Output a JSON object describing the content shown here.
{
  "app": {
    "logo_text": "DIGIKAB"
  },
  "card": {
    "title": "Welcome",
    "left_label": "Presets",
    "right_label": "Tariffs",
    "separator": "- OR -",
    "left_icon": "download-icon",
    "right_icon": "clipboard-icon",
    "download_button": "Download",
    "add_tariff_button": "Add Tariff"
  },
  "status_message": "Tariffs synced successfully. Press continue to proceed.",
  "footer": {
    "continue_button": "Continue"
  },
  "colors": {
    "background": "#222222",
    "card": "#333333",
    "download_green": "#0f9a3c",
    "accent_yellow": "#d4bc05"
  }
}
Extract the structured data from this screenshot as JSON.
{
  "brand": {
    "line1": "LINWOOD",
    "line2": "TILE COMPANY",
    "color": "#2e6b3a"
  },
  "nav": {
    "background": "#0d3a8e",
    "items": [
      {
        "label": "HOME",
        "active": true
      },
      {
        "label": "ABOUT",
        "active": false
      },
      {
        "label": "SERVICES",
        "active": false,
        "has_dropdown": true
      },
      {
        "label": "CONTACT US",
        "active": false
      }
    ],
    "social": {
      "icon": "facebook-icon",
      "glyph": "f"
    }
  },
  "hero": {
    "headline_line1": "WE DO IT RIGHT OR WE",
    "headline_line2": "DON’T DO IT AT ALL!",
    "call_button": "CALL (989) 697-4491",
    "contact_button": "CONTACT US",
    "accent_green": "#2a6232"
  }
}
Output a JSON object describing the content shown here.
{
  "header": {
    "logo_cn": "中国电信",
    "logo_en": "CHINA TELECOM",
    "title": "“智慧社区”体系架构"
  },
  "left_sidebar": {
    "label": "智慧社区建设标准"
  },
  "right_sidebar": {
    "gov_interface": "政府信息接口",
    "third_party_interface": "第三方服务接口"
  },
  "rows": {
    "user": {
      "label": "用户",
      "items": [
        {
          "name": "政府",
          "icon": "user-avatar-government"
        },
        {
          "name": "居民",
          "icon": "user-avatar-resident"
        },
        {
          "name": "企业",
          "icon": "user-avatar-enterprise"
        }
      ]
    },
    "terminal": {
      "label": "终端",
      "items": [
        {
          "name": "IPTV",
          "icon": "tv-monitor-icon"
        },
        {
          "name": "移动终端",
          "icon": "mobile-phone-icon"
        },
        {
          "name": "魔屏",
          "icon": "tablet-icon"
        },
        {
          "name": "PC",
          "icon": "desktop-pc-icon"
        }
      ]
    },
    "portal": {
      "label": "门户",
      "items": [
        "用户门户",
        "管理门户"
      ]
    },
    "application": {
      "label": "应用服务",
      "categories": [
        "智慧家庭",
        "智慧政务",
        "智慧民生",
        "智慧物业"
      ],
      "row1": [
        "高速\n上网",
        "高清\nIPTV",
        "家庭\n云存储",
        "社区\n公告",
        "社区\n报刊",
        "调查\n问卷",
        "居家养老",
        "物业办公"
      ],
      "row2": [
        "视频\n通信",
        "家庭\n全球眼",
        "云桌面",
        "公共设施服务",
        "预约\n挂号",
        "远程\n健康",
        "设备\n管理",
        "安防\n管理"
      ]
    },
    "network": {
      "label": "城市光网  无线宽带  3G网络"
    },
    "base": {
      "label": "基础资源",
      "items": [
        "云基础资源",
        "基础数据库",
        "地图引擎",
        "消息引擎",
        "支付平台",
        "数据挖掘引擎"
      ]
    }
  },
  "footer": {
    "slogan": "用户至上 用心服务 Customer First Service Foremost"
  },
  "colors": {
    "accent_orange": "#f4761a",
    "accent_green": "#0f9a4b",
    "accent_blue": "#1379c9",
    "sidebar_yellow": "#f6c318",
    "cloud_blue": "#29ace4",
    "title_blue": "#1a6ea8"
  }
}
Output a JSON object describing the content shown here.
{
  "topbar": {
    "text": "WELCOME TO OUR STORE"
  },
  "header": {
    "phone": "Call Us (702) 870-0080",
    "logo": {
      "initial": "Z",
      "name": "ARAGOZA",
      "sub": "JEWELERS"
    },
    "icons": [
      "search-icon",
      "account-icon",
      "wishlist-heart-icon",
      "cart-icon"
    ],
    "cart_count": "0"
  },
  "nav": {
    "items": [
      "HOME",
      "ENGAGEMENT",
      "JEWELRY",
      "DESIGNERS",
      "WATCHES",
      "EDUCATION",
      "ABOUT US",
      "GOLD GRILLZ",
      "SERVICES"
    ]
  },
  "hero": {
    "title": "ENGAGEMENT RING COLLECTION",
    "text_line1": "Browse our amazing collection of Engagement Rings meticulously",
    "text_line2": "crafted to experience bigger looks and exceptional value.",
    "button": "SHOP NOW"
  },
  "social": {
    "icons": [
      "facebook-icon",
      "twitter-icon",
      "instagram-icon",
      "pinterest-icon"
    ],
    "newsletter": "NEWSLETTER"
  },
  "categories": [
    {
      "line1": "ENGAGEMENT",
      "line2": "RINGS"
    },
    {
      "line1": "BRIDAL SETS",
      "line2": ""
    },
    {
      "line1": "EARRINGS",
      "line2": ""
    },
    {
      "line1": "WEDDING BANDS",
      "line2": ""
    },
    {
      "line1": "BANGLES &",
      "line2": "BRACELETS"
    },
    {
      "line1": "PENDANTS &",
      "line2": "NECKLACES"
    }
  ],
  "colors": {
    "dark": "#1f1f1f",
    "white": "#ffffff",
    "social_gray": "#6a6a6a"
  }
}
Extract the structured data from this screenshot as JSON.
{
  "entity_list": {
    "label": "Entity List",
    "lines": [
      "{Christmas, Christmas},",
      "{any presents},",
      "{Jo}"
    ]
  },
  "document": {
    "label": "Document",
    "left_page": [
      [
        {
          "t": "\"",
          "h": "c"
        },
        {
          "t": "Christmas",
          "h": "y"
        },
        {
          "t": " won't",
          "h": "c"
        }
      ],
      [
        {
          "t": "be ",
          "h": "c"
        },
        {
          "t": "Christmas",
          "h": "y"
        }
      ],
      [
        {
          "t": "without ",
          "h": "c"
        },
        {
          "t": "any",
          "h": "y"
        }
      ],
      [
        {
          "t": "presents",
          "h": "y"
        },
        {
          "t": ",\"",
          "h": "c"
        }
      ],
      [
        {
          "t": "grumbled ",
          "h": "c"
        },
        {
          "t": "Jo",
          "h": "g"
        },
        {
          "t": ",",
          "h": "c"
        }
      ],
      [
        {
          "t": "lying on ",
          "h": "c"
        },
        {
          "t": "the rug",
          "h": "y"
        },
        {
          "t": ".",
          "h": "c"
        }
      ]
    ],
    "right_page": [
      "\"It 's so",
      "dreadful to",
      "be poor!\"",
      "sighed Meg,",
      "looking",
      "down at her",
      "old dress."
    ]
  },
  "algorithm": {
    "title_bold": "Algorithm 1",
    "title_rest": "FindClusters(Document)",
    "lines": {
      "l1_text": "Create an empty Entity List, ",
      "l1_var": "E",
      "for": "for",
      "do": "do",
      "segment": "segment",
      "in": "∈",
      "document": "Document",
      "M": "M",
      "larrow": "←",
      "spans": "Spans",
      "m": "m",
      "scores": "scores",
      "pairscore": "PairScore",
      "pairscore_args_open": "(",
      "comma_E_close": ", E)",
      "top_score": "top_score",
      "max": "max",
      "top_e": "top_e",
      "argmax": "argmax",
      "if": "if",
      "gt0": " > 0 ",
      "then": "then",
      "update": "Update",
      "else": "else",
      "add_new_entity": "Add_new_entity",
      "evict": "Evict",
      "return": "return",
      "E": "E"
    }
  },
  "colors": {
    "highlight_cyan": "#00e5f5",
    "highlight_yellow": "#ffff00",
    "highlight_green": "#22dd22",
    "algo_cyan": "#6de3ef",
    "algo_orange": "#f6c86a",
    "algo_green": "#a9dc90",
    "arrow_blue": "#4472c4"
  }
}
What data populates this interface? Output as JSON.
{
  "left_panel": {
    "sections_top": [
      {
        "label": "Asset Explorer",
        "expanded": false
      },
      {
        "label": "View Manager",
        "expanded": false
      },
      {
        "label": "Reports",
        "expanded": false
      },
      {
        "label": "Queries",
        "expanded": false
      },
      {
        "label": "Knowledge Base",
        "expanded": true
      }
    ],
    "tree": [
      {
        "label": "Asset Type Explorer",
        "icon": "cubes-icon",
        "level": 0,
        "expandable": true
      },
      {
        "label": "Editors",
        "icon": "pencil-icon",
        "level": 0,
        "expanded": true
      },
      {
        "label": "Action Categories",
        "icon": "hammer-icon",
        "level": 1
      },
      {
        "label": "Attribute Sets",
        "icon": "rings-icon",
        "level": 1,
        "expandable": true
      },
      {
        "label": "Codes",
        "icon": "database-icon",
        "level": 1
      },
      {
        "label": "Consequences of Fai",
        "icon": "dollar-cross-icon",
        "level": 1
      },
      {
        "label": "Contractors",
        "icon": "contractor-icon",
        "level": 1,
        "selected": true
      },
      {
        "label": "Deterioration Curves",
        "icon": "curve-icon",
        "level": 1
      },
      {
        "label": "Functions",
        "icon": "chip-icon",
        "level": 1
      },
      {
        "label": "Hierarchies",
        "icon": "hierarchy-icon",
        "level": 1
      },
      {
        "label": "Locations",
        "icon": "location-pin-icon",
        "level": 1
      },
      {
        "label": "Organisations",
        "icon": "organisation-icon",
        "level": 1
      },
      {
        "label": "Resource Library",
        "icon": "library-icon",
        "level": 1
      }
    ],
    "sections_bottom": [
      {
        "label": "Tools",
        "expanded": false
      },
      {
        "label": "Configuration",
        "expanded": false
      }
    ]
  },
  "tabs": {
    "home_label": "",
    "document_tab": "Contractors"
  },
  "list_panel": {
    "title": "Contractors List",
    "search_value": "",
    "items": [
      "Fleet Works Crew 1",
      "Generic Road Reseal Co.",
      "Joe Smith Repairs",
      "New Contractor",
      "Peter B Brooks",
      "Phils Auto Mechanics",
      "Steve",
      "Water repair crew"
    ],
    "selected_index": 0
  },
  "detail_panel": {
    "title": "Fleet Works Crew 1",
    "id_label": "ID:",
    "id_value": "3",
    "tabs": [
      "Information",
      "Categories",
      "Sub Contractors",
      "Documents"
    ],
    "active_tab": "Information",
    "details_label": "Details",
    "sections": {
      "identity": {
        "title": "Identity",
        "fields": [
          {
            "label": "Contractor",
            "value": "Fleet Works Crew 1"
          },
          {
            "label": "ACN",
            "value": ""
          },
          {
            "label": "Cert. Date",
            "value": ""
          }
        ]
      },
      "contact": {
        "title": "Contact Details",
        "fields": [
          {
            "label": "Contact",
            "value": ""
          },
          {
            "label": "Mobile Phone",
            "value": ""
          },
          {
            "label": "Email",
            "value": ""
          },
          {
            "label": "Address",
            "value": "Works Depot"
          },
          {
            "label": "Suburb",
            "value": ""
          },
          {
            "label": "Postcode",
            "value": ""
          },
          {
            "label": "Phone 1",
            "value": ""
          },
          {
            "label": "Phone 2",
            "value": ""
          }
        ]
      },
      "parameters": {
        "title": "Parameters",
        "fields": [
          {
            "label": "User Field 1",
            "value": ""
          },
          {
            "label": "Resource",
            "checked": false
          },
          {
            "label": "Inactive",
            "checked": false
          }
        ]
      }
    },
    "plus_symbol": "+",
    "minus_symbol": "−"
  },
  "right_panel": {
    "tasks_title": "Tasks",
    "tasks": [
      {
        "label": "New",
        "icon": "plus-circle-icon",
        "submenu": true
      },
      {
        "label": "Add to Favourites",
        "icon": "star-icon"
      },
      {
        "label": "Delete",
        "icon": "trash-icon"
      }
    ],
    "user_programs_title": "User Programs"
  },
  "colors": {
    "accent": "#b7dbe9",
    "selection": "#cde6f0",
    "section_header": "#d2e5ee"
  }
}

SET EXERCISE:
What is the number of lines above that contain the string "true"? Answer with the number alone.

TASK RESPONSE:
8